:: EXERCISE GOAL ::
How many lines in the entries below include the string "entre"? Answer with the number only.

>> Start GIVEN RECORDS

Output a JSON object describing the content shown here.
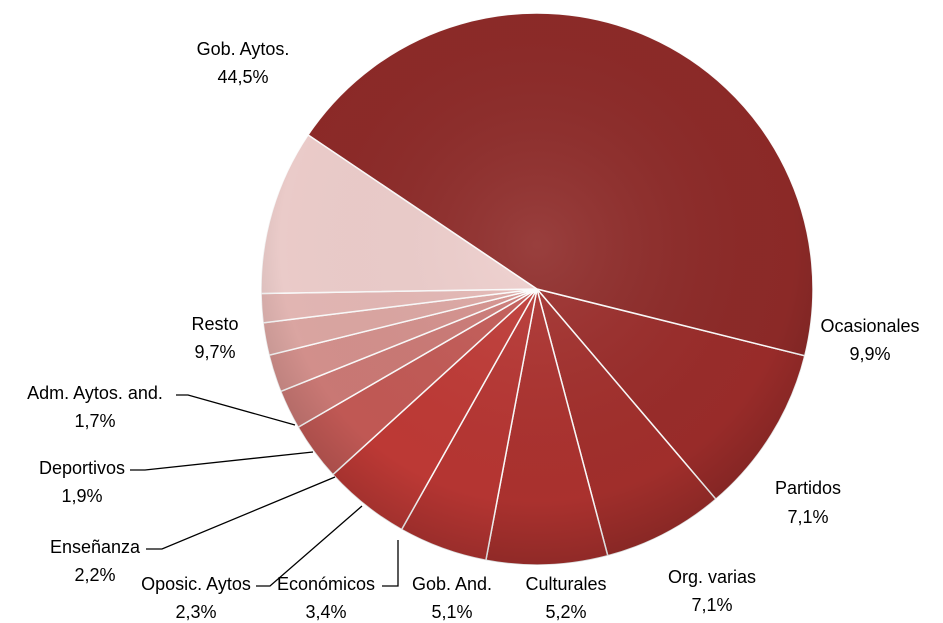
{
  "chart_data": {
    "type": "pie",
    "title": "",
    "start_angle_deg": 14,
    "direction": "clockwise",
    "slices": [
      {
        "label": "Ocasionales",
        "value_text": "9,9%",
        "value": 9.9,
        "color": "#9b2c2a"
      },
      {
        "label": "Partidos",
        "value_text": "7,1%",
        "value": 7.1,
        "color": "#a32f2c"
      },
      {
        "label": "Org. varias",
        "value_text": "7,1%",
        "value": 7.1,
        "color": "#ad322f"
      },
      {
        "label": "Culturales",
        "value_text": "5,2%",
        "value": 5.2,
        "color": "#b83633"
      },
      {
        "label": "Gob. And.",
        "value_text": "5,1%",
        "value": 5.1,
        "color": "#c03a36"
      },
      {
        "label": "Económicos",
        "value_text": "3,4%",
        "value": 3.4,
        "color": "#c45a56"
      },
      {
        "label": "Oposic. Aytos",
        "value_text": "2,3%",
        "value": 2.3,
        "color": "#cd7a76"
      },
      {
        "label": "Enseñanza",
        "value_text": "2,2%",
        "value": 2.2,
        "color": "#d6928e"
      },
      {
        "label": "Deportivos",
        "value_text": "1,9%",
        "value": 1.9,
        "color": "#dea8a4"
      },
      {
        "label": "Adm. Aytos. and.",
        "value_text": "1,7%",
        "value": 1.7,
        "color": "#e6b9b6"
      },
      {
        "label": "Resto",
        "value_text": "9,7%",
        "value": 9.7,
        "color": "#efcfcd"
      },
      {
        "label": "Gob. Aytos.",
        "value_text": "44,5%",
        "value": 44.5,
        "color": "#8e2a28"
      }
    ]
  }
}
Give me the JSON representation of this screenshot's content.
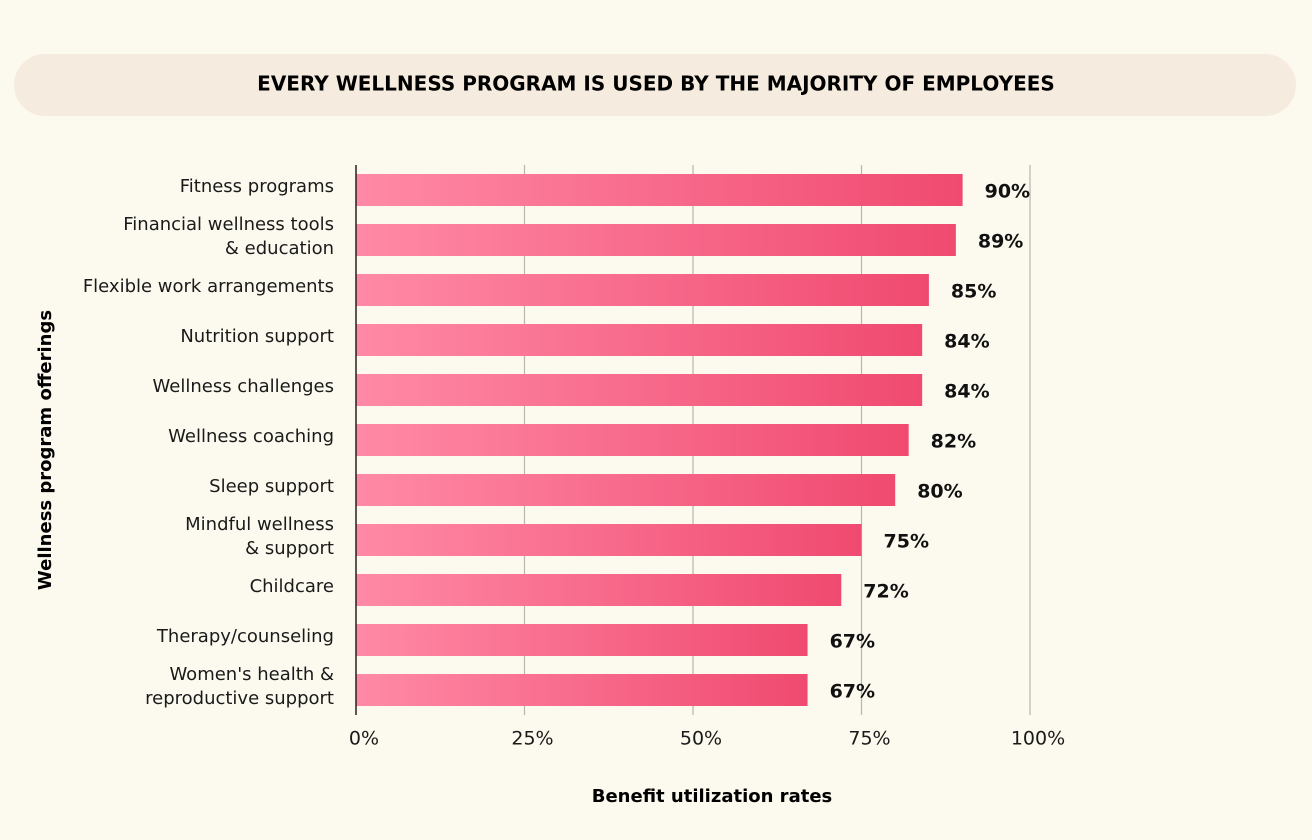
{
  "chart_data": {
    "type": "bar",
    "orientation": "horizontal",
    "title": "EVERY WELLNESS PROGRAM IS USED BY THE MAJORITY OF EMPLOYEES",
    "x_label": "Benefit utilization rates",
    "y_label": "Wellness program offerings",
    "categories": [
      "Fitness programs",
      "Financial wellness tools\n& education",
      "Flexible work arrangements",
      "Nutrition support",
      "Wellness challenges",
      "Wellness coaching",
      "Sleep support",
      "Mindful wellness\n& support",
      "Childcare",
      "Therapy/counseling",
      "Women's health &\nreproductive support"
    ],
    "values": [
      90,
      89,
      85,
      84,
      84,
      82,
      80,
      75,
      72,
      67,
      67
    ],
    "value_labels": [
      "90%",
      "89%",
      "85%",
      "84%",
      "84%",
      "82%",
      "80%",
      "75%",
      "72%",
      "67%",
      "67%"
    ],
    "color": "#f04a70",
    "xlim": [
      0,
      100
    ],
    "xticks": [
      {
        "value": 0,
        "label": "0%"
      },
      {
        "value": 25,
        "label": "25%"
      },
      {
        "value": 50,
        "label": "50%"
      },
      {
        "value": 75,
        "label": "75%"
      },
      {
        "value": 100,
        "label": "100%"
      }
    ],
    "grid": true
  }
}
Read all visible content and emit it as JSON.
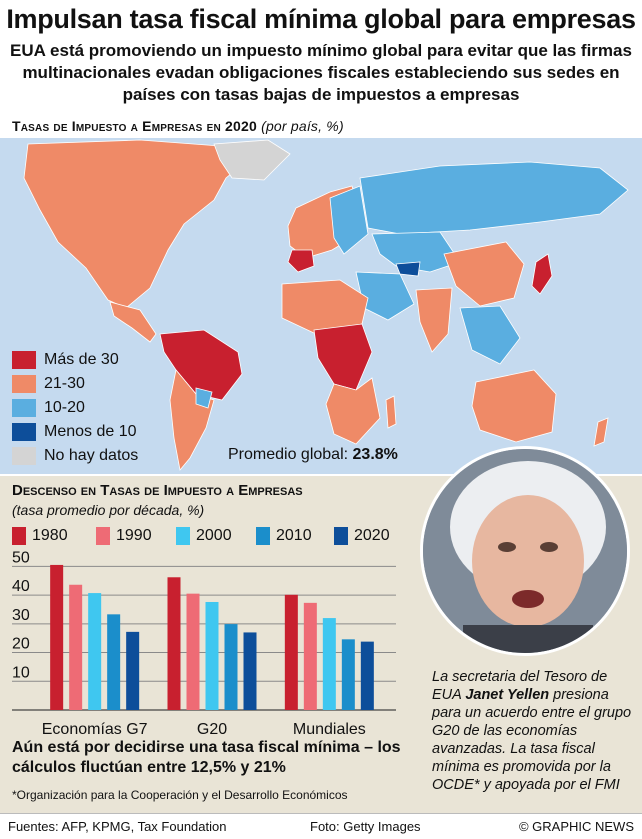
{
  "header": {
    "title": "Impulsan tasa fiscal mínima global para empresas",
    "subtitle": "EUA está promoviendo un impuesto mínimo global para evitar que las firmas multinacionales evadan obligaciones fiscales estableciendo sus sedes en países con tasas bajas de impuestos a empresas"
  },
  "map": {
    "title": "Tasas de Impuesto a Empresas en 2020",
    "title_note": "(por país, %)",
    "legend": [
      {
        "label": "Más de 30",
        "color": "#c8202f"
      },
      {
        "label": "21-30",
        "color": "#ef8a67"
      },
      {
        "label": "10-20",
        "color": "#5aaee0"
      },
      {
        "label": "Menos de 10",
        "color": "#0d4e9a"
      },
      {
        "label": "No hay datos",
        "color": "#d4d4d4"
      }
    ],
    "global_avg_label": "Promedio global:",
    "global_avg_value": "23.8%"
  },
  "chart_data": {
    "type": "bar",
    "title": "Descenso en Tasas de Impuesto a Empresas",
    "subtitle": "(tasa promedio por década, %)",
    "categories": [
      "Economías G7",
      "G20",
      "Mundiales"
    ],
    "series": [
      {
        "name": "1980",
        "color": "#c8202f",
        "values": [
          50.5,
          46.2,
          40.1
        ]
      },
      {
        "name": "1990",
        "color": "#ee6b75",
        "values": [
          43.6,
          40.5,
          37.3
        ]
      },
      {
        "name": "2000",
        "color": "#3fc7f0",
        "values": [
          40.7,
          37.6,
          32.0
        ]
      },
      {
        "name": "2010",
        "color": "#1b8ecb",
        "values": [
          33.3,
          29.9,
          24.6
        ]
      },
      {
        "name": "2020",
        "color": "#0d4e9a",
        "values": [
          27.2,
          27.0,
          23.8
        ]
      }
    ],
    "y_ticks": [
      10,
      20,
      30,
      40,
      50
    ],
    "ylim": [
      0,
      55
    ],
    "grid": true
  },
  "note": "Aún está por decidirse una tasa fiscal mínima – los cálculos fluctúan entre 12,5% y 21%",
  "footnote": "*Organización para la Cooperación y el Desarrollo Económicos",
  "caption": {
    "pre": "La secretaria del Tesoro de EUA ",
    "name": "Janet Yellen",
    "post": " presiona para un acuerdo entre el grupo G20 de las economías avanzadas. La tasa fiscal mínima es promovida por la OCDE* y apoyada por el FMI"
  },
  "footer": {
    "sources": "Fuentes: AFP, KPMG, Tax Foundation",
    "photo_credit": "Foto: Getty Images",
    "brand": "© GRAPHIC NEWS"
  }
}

>> End GIVEN RECORDS

:: ANSWER BELOW ::
2